[Stored data entries]
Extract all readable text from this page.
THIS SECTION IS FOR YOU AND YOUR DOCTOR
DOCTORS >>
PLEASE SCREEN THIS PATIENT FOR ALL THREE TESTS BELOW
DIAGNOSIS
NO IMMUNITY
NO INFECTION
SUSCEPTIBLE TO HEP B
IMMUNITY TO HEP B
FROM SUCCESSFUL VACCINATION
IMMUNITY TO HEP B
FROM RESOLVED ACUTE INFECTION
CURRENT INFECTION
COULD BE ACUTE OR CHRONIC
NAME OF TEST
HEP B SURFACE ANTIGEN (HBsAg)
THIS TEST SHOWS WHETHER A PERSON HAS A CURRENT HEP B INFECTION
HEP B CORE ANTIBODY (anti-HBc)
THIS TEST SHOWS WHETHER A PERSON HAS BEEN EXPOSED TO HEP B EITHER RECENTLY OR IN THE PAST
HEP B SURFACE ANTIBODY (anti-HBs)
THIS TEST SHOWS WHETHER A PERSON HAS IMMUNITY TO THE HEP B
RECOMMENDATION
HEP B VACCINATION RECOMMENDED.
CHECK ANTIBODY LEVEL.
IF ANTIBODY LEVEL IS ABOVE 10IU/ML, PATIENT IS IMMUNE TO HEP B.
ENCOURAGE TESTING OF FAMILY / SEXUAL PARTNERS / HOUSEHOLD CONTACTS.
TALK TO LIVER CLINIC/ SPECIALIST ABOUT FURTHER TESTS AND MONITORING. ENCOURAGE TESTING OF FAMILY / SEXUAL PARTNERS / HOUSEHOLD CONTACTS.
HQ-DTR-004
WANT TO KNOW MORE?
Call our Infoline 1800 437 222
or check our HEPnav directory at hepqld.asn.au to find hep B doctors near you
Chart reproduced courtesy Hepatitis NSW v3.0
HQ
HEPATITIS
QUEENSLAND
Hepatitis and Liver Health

** Your goal **
Take each record above and return it verbatim.

** Solution to the exercise **
Extract all readable text from this page.
THIS SECTION IS FOR YOU AND YOUR DOCTOR
DOCTORS >>
PLEASE SCREEN THIS PATIENT FOR ALL THREE TESTS BELOW
DIAGNOSIS
NO IMMUNITY
NO INFECTION
SUSCEPTIBLE TO HEP B
IMMUNITY TO HEP B
FROM SUCCESSFUL VACCINATION
IMMUNITY TO HEP B
FROM RESOLVED ACUTE INFECTION
CURRENT INFECTION
COULD BE ACUTE OR CHRONIC
NAME OF TEST
HEP B SURFACE ANTIGEN (HBsAg)
THIS TEST SHOWS WHETHER A PERSON HAS A CURRENT HEP B INFECTION
HEP B CORE ANTIBODY (anti-HBc)
THIS TEST SHOWS WHETHER A PERSON HAS BEEN EXPOSED TO HEP B EITHER RECENTLY OR IN THE PAST
HEP B SURFACE ANTIBODY (anti-HBs)
THIS TEST SHOWS WHETHER A PERSON HAS IMMUNITY TO THE HEP B
RECOMMENDATION
HEP B VACCINATION RECOMMENDED.
CHECK ANTIBODY LEVEL.
IF ANTIBODY LEVEL IS ABOVE 10IU/ML, PATIENT IS IMMUNE TO HEP B.
ENCOURAGE TESTING OF FAMILY / SEXUAL PARTNERS / HOUSEHOLD CONTACTS.
TALK TO LIVER CLINIC/ SPECIALIST ABOUT FURTHER TESTS AND MONITORING. ENCOURAGE TESTING OF FAMILY / SEXUAL PARTNERS / HOUSEHOLD CONTACTS.
HQ-DTR-004
WANT TO KNOW MORE?
Call our Infoline 1800 437 222
or check our HEPnav directory at hepqld.asn.au to find hep B doctors near you
Chart reproduced courtesy Hepatitis NSW v3.0
HQ
HEPATITIS
QUEENSLAND
Hepatitis and Liver Health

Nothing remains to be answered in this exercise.